TASK INSTRUCTIONS: Write the material out again exactly.

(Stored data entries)
__________

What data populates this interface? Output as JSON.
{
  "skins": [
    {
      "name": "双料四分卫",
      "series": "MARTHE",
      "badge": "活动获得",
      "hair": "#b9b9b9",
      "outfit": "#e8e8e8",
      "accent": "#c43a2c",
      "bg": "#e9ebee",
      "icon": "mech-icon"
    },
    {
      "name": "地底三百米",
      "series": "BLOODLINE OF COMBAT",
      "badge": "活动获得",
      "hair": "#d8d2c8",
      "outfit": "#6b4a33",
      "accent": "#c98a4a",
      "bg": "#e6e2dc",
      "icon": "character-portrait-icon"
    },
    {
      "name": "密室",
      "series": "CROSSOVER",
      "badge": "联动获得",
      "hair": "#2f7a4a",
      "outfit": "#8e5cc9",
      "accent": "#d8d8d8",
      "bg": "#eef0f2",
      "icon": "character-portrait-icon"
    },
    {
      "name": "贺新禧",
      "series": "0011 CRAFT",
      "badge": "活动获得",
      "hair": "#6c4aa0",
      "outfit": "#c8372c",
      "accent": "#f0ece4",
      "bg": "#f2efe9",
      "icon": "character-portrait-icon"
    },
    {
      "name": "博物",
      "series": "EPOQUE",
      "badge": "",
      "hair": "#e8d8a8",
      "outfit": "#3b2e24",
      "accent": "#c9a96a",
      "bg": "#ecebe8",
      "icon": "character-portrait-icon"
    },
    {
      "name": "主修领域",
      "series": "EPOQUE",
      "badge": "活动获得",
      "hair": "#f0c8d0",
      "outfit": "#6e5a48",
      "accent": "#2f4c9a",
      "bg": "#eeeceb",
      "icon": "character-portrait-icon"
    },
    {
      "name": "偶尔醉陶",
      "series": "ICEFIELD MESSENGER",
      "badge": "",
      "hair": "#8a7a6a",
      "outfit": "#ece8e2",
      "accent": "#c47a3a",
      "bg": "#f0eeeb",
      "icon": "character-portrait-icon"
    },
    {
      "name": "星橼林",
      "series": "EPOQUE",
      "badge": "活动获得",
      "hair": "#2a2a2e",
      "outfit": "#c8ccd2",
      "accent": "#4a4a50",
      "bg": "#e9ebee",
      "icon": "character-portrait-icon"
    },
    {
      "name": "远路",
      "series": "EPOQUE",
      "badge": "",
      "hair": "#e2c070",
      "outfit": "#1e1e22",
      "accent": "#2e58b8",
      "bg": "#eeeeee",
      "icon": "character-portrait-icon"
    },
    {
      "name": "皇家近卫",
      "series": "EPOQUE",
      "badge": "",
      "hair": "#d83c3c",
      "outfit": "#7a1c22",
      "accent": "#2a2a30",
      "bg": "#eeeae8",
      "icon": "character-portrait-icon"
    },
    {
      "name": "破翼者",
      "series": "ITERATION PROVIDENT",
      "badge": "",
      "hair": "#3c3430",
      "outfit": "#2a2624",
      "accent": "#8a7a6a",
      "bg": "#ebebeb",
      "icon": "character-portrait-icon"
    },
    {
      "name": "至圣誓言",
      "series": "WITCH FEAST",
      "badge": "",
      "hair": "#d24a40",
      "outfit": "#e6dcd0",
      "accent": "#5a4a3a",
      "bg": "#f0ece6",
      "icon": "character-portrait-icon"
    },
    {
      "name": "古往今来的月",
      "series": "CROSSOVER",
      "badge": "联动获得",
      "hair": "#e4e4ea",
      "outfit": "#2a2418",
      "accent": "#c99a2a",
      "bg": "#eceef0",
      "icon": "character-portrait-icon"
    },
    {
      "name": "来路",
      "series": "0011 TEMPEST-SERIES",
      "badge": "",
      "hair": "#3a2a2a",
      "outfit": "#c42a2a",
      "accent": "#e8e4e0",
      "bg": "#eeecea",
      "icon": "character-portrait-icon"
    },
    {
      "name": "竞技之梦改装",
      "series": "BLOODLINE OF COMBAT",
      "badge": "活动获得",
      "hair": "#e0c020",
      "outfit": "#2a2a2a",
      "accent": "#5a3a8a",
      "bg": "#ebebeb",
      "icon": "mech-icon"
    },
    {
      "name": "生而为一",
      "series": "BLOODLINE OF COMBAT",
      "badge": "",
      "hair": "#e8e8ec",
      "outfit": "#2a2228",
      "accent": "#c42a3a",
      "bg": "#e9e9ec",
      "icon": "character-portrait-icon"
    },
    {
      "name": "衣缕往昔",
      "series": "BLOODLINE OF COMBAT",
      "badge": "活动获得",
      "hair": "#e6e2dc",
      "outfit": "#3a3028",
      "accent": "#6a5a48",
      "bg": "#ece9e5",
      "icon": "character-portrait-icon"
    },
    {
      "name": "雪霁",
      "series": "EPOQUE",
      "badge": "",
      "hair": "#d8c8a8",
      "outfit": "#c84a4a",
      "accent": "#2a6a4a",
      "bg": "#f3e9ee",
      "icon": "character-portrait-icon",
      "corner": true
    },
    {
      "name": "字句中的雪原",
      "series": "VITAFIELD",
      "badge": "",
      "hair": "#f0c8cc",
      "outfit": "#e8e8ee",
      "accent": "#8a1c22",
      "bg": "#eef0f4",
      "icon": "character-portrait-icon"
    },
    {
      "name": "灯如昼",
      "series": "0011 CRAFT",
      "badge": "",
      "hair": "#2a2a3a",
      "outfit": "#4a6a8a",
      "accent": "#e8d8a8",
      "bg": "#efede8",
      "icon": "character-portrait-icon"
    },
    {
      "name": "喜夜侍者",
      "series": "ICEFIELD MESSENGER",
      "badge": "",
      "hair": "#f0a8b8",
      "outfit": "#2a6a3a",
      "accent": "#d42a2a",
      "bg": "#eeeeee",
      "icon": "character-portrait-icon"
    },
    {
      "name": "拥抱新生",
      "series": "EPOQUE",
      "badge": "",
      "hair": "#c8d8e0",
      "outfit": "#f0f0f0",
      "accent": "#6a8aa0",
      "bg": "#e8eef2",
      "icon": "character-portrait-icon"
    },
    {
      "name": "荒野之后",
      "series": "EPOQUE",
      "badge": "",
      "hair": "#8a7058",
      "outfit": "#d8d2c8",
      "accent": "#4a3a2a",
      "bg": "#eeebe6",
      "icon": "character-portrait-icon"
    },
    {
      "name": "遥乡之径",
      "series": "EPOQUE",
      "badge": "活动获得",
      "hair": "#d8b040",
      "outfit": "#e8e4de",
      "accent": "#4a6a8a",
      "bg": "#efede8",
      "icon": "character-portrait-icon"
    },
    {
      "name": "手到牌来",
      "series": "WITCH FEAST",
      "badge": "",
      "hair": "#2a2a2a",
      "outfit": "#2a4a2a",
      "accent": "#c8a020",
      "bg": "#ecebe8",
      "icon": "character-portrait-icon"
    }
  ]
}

__________

SOLUTION FOR THIS PROBLEM:
What data populates this interface? Output as JSON.
{
  "skins": [
    {
      "name": "双料四分卫",
      "series": "MARTHE",
      "badge": "活动获得",
      "hair": "#b9b9b9",
      "outfit": "#e8e8e8",
      "accent": "#c43a2c",
      "bg": "#e9ebee",
      "icon": "mech-icon"
    },
    {
      "name": "地底三百米",
      "series": "BLOODLINE OF COMBAT",
      "badge": "活动获得",
      "hair": "#d8d2c8",
      "outfit": "#6b4a33",
      "accent": "#c98a4a",
      "bg": "#e6e2dc",
      "icon": "character-portrait-icon"
    },
    {
      "name": "密室",
      "series": "CROSSOVER",
      "badge": "联动获得",
      "hair": "#2f7a4a",
      "outfit": "#8e5cc9",
      "accent": "#d8d8d8",
      "bg": "#eef0f2",
      "icon": "character-portrait-icon"
    },
    {
      "name": "贺新禧",
      "series": "0011 CRAFT",
      "badge": "活动获得",
      "hair": "#6c4aa0",
      "outfit": "#c8372c",
      "accent": "#f0ece4",
      "bg": "#f2efe9",
      "icon": "character-portrait-icon"
    },
    {
      "name": "博物",
      "series": "EPOQUE",
      "badge": "",
      "hair": "#e8d8a8",
      "outfit": "#3b2e24",
      "accent": "#c9a96a",
      "bg": "#ecebe8",
      "icon": "character-portrait-icon"
    },
    {
      "name": "主修领域",
      "series": "EPOQUE",
      "badge": "活动获得",
      "hair": "#f0c8d0",
      "outfit": "#6e5a48",
      "accent": "#2f4c9a",
      "bg": "#eeeceb",
      "icon": "character-portrait-icon"
    },
    {
      "name": "偶尔醉陶",
      "series": "ICEFIELD MESSENGER",
      "badge": "",
      "hair": "#8a7a6a",
      "outfit": "#ece8e2",
      "accent": "#c47a3a",
      "bg": "#f0eeeb",
      "icon": "character-portrait-icon"
    },
    {
      "name": "星橼林",
      "series": "EPOQUE",
      "badge": "活动获得",
      "hair": "#2a2a2e",
      "outfit": "#c8ccd2",
      "accent": "#4a4a50",
      "bg": "#e9ebee",
      "icon": "character-portrait-icon"
    },
    {
      "name": "远路",
      "series": "EPOQUE",
      "badge": "",
      "hair": "#e2c070",
      "outfit": "#1e1e22",
      "accent": "#2e58b8",
      "bg": "#eeeeee",
      "icon": "character-portrait-icon"
    },
    {
      "name": "皇家近卫",
      "series": "EPOQUE",
      "badge": "",
      "hair": "#d83c3c",
      "outfit": "#7a1c22",
      "accent": "#2a2a30",
      "bg": "#eeeae8",
      "icon": "character-portrait-icon"
    },
    {
      "name": "破翼者",
      "series": "ITERATION PROVIDENT",
      "badge": "",
      "hair": "#3c3430",
      "outfit": "#2a2624",
      "accent": "#8a7a6a",
      "bg": "#ebebeb",
      "icon": "character-portrait-icon"
    },
    {
      "name": "至圣誓言",
      "series": "WITCH FEAST",
      "badge": "",
      "hair": "#d24a40",
      "outfit": "#e6dcd0",
      "accent": "#5a4a3a",
      "bg": "#f0ece6",
      "icon": "character-portrait-icon"
    },
    {
      "name": "古往今来的月",
      "series": "CROSSOVER",
      "badge": "联动获得",
      "hair": "#e4e4ea",
      "outfit": "#2a2418",
      "accent": "#c99a2a",
      "bg": "#eceef0",
      "icon": "character-portrait-icon"
    },
    {
      "name": "来路",
      "series": "0011 TEMPEST-SERIES",
      "badge": "",
      "hair": "#3a2a2a",
      "outfit": "#c42a2a",
      "accent": "#e8e4e0",
      "bg": "#eeecea",
      "icon": "character-portrait-icon"
    },
    {
      "name": "竞技之梦改装",
      "series": "BLOODLINE OF COMBAT",
      "badge": "活动获得",
      "hair": "#e0c020",
      "outfit": "#2a2a2a",
      "accent": "#5a3a8a",
      "bg": "#ebebeb",
      "icon": "mech-icon"
    },
    {
      "name": "生而为一",
      "series": "BLOODLINE OF COMBAT",
      "badge": "",
      "hair": "#e8e8ec",
      "outfit": "#2a2228",
      "accent": "#c42a3a",
      "bg": "#e9e9ec",
      "icon": "character-portrait-icon"
    },
    {
      "name": "衣缕往昔",
      "series": "BLOODLINE OF COMBAT",
      "badge": "活动获得",
      "hair": "#e6e2dc",
      "outfit": "#3a3028",
      "accent": "#6a5a48",
      "bg": "#ece9e5",
      "icon": "character-portrait-icon"
    },
    {
      "name": "雪霁",
      "series": "EPOQUE",
      "badge": "",
      "hair": "#d8c8a8",
      "outfit": "#c84a4a",
      "accent": "#2a6a4a",
      "bg": "#f3e9ee",
      "icon": "character-portrait-icon",
      "corner": true
    },
    {
      "name": "字句中的雪原",
      "series": "VITAFIELD",
      "badge": "",
      "hair": "#f0c8cc",
      "outfit": "#e8e8ee",
      "accent": "#8a1c22",
      "bg": "#eef0f4",
      "icon": "character-portrait-icon"
    },
    {
      "name": "灯如昼",
      "series": "0011 CRAFT",
      "badge": "",
      "hair": "#2a2a3a",
      "outfit": "#4a6a8a",
      "accent": "#e8d8a8",
      "bg": "#efede8",
      "icon": "character-portrait-icon"
    },
    {
      "name": "喜夜侍者",
      "series": "ICEFIELD MESSENGER",
      "badge": "",
      "hair": "#f0a8b8",
      "outfit": "#2a6a3a",
      "accent": "#d42a2a",
      "bg": "#eeeeee",
      "icon": "character-portrait-icon"
    },
    {
      "name": "拥抱新生",
      "series": "EPOQUE",
      "badge": "",
      "hair": "#c8d8e0",
      "outfit": "#f0f0f0",
      "accent": "#6a8aa0",
      "bg": "#e8eef2",
      "icon": "character-portrait-icon"
    },
    {
      "name": "荒野之后",
      "series": "EPOQUE",
      "badge": "",
      "hair": "#8a7058",
      "outfit": "#d8d2c8",
      "accent": "#4a3a2a",
      "bg": "#eeebe6",
      "icon": "character-portrait-icon"
    },
    {
      "name": "遥乡之径",
      "series": "EPOQUE",
      "badge": "活动获得",
      "hair": "#d8b040",
      "outfit": "#e8e4de",
      "accent": "#4a6a8a",
      "bg": "#efede8",
      "icon": "character-portrait-icon"
    },
    {
      "name": "手到牌来",
      "series": "WITCH FEAST",
      "badge": "",
      "hair": "#2a2a2a",
      "outfit": "#2a4a2a",
      "accent": "#c8a020",
      "bg": "#ecebe8",
      "icon": "character-portrait-icon"
    }
  ]
}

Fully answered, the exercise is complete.